# PROBLEM DETAILS:
List all the lines in these records that hold "Крюгера".

--*--

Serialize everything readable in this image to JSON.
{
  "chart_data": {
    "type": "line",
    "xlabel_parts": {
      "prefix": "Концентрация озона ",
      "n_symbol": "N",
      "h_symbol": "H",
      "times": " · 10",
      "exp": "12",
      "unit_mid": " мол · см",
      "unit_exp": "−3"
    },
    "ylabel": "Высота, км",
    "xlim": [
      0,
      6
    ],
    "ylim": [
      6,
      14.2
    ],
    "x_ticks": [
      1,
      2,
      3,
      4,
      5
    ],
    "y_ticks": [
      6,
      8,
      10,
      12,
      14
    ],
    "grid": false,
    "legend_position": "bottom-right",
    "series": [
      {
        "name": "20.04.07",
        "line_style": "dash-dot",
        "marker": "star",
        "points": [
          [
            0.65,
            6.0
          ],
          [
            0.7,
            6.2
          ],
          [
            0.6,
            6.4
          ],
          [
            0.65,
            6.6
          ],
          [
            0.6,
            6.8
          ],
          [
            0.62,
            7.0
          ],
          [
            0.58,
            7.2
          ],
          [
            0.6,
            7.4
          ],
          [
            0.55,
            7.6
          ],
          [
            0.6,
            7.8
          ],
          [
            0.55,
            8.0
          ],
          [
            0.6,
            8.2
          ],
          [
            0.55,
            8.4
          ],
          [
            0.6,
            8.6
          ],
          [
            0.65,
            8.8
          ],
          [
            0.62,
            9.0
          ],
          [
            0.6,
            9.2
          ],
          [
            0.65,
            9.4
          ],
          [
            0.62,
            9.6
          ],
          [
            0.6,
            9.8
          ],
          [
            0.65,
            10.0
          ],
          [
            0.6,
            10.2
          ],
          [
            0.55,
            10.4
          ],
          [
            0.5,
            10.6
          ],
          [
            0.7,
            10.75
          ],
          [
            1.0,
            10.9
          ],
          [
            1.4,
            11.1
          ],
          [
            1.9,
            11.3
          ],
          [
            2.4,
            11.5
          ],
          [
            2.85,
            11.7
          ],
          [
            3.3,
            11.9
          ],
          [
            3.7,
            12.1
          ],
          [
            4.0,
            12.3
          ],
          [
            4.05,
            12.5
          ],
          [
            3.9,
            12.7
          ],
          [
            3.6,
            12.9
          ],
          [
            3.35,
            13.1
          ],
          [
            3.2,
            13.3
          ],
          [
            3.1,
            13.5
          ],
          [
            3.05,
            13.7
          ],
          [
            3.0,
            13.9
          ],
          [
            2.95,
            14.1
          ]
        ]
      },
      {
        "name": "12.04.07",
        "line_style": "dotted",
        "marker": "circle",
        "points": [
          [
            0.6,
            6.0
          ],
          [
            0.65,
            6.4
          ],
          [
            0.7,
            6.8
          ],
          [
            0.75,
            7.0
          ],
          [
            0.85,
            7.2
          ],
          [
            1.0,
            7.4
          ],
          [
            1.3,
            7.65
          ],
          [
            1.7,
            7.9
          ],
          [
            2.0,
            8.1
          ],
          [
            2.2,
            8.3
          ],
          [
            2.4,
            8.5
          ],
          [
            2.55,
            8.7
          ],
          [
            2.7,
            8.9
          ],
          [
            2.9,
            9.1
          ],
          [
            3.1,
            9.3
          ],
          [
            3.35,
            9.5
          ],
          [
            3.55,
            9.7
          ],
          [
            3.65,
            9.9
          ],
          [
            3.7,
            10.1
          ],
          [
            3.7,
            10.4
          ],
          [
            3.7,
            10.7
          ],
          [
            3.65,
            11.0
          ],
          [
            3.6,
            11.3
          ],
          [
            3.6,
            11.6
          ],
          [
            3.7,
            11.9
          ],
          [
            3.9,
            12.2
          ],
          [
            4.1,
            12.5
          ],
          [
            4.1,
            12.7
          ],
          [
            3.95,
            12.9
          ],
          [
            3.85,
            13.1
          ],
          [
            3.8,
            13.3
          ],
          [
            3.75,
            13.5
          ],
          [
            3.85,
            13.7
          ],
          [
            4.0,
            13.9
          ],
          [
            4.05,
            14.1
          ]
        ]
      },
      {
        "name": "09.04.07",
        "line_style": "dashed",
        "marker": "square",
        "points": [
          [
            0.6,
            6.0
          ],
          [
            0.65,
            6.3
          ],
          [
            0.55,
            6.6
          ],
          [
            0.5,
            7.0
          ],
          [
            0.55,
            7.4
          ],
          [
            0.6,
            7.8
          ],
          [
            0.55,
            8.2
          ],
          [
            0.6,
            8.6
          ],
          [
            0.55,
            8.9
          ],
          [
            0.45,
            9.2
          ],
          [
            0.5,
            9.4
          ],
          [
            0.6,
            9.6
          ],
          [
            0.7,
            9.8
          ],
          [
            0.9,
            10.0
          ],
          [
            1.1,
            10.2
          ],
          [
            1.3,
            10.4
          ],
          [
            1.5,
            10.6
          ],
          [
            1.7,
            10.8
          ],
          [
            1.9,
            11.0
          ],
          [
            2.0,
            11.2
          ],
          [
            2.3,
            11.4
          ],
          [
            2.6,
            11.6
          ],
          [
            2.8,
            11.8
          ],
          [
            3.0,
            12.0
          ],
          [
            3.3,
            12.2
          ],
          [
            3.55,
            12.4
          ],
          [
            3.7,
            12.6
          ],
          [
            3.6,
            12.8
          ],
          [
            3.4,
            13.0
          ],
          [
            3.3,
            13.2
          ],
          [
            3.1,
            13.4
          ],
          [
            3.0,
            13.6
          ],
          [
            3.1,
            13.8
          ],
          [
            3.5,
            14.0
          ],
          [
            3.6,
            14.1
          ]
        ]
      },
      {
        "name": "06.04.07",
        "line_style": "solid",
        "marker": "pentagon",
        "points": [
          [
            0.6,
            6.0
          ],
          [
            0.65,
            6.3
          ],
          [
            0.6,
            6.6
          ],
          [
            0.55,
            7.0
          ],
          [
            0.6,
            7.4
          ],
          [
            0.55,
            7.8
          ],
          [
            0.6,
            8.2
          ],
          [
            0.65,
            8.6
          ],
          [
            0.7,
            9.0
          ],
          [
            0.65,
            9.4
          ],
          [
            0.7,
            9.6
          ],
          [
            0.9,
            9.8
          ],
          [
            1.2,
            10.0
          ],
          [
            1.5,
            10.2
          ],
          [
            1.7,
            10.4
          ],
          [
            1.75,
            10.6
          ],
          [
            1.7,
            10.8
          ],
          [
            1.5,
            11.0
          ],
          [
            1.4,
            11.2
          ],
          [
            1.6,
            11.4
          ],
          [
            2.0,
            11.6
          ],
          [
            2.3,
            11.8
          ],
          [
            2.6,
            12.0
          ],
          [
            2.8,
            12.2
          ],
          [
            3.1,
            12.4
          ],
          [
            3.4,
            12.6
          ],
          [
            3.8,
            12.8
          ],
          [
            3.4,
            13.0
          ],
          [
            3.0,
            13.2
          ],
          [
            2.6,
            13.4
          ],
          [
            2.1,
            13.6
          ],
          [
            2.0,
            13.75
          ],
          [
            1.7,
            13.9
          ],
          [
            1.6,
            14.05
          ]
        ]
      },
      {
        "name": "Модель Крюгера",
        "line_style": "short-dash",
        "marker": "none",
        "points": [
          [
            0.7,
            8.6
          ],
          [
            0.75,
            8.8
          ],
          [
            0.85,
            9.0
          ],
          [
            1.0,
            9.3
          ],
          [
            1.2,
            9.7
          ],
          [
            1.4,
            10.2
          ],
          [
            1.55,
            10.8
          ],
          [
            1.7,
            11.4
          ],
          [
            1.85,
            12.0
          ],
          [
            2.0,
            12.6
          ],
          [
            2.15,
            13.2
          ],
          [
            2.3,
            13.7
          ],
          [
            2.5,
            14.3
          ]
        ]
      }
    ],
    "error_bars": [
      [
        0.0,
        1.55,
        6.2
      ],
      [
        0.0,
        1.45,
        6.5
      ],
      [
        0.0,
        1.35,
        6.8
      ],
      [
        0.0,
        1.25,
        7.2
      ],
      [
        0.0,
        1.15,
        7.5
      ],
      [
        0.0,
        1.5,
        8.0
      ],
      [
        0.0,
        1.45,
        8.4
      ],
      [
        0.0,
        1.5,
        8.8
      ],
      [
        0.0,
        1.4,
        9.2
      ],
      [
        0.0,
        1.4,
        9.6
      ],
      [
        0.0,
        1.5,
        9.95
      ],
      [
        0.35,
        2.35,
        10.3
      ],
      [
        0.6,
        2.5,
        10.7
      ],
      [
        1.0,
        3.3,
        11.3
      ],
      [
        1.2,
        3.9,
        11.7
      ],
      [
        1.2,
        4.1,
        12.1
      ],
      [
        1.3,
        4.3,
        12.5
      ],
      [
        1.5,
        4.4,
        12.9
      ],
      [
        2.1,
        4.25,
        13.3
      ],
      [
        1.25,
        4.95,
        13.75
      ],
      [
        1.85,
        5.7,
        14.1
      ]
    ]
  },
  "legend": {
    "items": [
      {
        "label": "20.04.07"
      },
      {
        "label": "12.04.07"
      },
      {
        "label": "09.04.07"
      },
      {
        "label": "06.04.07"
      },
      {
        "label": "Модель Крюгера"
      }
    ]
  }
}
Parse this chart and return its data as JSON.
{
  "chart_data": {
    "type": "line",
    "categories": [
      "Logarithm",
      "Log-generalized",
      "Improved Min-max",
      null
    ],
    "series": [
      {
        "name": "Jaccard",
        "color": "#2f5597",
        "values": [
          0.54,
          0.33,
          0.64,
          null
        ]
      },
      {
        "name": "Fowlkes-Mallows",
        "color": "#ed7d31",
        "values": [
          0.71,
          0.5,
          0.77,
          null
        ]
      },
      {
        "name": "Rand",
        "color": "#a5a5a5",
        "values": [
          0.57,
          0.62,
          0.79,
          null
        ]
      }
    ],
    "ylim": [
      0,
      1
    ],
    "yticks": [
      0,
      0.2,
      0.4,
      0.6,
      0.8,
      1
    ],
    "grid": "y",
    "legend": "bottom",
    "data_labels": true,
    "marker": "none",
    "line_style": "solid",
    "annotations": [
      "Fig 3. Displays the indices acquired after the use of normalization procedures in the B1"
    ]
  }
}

--*--

# THE RESULT:
        "name": "Модель Крюгера",
        "label": "Модель Крюгера"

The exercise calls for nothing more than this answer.